What you need to do: Pick out the lines containing "Nápoles".

Items from a data source:

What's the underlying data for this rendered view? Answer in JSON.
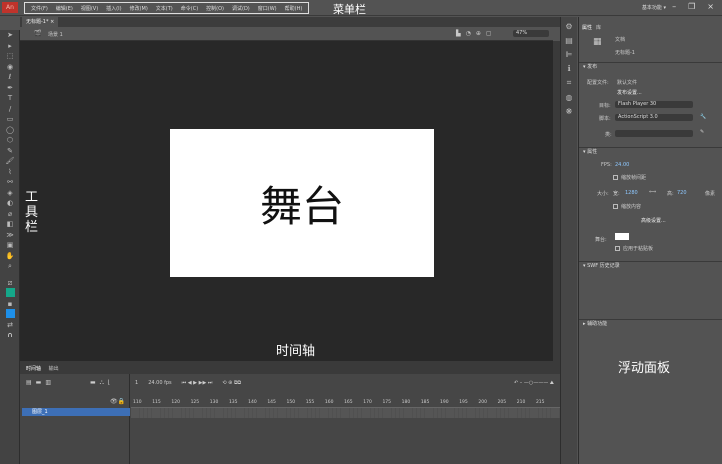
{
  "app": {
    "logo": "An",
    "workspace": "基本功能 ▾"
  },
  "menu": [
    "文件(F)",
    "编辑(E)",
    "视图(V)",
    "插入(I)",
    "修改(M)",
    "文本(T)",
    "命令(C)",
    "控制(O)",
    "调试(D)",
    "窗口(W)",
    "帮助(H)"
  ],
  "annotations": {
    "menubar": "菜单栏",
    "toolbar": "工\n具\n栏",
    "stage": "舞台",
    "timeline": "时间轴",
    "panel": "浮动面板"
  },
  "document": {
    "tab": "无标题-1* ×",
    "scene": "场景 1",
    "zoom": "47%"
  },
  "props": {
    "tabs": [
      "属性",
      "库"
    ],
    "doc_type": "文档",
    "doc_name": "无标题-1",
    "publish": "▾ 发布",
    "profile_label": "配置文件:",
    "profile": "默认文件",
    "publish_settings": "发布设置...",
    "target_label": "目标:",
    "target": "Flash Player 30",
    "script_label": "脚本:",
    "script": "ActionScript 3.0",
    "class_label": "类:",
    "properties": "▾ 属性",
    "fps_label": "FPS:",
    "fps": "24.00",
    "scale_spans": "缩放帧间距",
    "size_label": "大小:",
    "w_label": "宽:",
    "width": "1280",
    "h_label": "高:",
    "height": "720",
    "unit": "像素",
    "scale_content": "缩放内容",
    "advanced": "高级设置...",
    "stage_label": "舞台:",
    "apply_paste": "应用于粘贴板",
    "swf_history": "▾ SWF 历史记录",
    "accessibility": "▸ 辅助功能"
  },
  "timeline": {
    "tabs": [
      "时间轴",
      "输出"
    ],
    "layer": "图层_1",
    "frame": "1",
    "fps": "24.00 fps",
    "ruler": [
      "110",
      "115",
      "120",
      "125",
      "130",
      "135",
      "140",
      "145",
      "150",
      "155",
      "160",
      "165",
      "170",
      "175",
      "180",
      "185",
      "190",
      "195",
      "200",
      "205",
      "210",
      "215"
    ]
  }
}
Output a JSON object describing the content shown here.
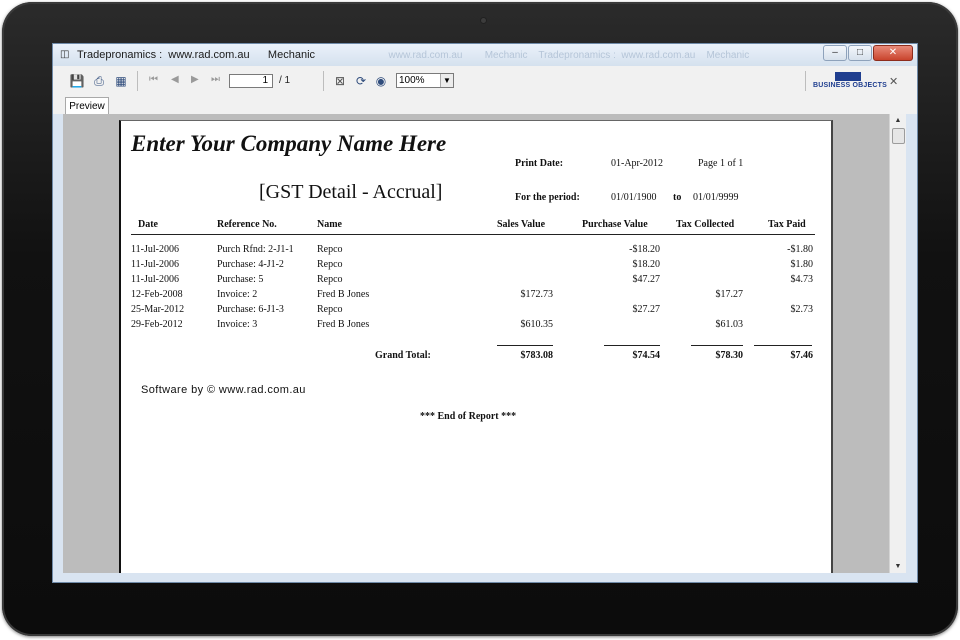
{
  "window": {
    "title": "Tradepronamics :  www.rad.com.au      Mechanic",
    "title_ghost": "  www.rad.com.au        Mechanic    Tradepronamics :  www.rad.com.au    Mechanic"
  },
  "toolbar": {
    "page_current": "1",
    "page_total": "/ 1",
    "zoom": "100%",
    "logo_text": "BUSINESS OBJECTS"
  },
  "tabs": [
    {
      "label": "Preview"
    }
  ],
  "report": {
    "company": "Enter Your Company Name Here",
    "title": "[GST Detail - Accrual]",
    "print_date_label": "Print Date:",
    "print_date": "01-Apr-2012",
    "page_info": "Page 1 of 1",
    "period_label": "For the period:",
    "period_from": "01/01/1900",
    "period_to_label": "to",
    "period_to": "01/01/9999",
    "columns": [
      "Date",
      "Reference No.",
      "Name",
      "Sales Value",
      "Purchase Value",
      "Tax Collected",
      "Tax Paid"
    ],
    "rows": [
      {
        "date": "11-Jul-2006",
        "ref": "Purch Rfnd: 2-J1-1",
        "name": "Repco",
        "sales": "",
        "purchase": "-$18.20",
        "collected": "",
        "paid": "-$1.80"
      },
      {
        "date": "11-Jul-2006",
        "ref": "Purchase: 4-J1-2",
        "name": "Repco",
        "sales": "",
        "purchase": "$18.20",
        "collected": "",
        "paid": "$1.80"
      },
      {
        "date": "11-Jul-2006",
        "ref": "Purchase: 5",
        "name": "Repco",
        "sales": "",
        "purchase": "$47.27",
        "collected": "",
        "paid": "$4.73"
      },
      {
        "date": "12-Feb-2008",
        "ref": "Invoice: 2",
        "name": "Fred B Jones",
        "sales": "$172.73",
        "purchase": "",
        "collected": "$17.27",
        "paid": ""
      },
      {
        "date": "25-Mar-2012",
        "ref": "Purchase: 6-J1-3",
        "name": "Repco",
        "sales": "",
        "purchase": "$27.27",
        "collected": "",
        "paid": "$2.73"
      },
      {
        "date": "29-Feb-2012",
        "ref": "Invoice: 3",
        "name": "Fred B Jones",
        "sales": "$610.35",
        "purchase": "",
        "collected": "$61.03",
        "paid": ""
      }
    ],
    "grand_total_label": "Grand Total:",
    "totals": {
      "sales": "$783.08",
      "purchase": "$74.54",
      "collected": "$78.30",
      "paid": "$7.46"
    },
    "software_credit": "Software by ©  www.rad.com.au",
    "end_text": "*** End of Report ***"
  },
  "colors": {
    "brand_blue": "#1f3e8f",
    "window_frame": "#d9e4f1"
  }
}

--

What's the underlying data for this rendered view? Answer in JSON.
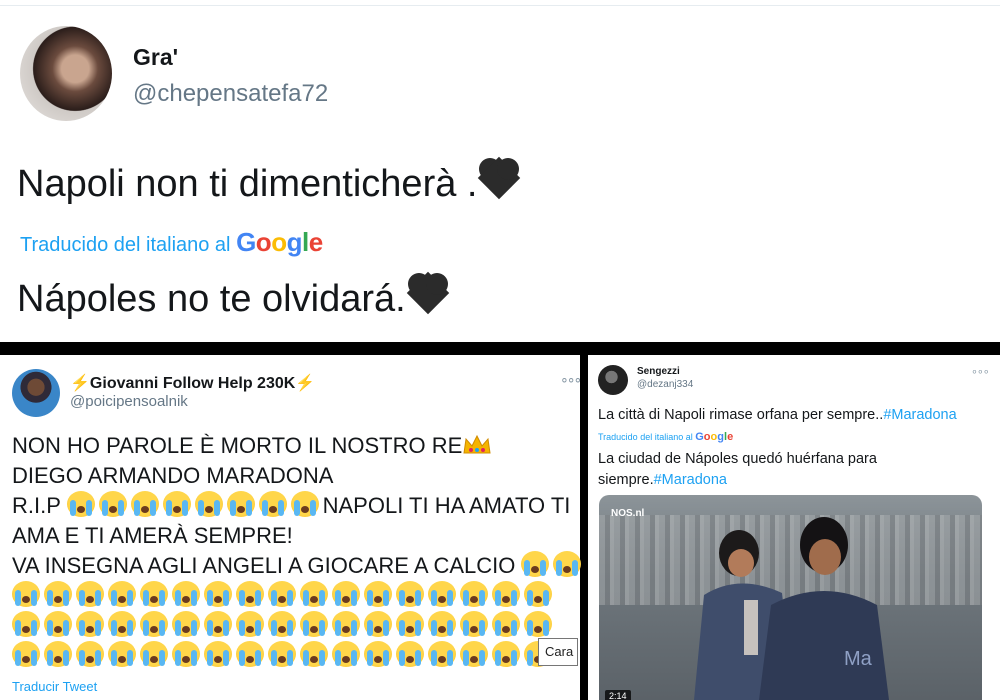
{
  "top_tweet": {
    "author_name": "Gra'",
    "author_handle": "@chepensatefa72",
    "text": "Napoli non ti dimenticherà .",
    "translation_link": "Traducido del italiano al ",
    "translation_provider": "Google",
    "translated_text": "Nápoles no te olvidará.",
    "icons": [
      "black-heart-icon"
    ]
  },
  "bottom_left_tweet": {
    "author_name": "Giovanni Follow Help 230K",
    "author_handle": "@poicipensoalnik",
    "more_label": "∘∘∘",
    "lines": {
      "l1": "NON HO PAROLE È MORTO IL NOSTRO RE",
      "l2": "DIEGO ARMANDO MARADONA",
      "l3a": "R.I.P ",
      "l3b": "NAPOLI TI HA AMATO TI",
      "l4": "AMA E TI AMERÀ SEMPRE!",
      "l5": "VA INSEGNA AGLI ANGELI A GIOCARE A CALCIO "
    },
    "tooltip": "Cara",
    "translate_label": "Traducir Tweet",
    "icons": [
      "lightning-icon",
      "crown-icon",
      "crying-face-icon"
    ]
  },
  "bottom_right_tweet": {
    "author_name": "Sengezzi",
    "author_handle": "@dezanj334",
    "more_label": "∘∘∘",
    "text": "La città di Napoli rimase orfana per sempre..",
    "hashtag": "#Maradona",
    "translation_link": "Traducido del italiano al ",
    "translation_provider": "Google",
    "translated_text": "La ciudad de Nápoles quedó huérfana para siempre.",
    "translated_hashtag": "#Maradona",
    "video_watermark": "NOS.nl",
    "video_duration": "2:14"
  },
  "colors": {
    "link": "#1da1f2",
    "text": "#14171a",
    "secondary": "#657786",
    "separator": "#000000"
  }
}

...

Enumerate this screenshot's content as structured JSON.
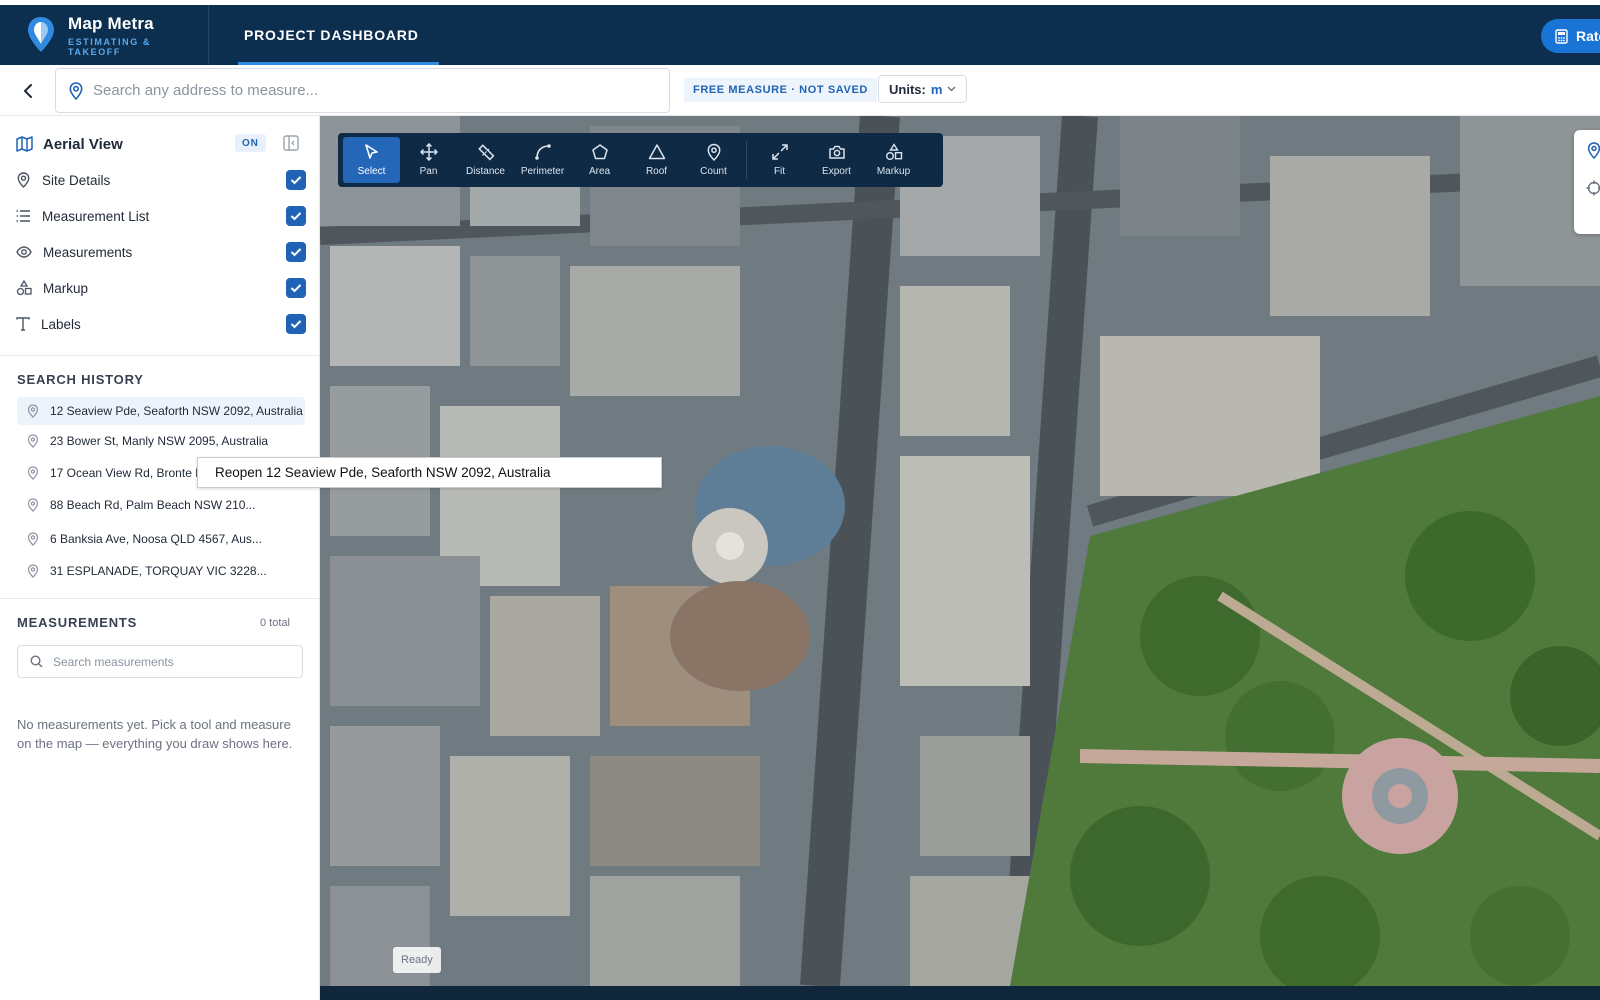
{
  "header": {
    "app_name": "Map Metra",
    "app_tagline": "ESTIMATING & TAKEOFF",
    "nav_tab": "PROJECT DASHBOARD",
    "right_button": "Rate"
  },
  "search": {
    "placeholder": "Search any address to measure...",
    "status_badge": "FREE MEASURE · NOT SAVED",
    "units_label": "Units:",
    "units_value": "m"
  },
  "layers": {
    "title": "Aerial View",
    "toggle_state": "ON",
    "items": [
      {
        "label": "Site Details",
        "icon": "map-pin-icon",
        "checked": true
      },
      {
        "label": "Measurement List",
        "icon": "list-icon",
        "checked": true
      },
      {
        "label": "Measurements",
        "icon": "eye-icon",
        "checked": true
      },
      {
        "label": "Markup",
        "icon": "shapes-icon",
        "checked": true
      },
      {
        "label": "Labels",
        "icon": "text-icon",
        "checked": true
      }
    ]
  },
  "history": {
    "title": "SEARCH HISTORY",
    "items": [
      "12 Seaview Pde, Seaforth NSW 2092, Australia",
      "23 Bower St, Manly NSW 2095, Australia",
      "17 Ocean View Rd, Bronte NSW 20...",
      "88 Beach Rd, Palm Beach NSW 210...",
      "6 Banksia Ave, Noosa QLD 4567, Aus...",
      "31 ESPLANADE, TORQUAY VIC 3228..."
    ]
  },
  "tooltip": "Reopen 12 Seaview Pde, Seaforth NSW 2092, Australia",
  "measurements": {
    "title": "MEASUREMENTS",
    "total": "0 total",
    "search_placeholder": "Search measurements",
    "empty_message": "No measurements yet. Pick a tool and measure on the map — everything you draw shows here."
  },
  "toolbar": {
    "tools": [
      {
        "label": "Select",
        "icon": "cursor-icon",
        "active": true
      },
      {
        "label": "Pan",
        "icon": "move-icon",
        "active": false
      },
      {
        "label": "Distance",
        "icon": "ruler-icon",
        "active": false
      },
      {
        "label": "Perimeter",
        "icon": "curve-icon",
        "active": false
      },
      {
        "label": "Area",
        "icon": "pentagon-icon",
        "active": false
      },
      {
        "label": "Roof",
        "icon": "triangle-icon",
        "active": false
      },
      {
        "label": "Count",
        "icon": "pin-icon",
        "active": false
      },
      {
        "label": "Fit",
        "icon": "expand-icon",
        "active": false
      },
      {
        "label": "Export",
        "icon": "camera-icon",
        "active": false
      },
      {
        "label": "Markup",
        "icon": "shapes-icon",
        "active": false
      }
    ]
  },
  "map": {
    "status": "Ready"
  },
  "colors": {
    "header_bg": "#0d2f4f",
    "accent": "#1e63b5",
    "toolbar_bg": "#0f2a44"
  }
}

Response to the task:
    "translated_text": "Nápoles no te olvidará.",
    "translated_text": "La ciudad de Nápoles quedó huérfana para siempre.",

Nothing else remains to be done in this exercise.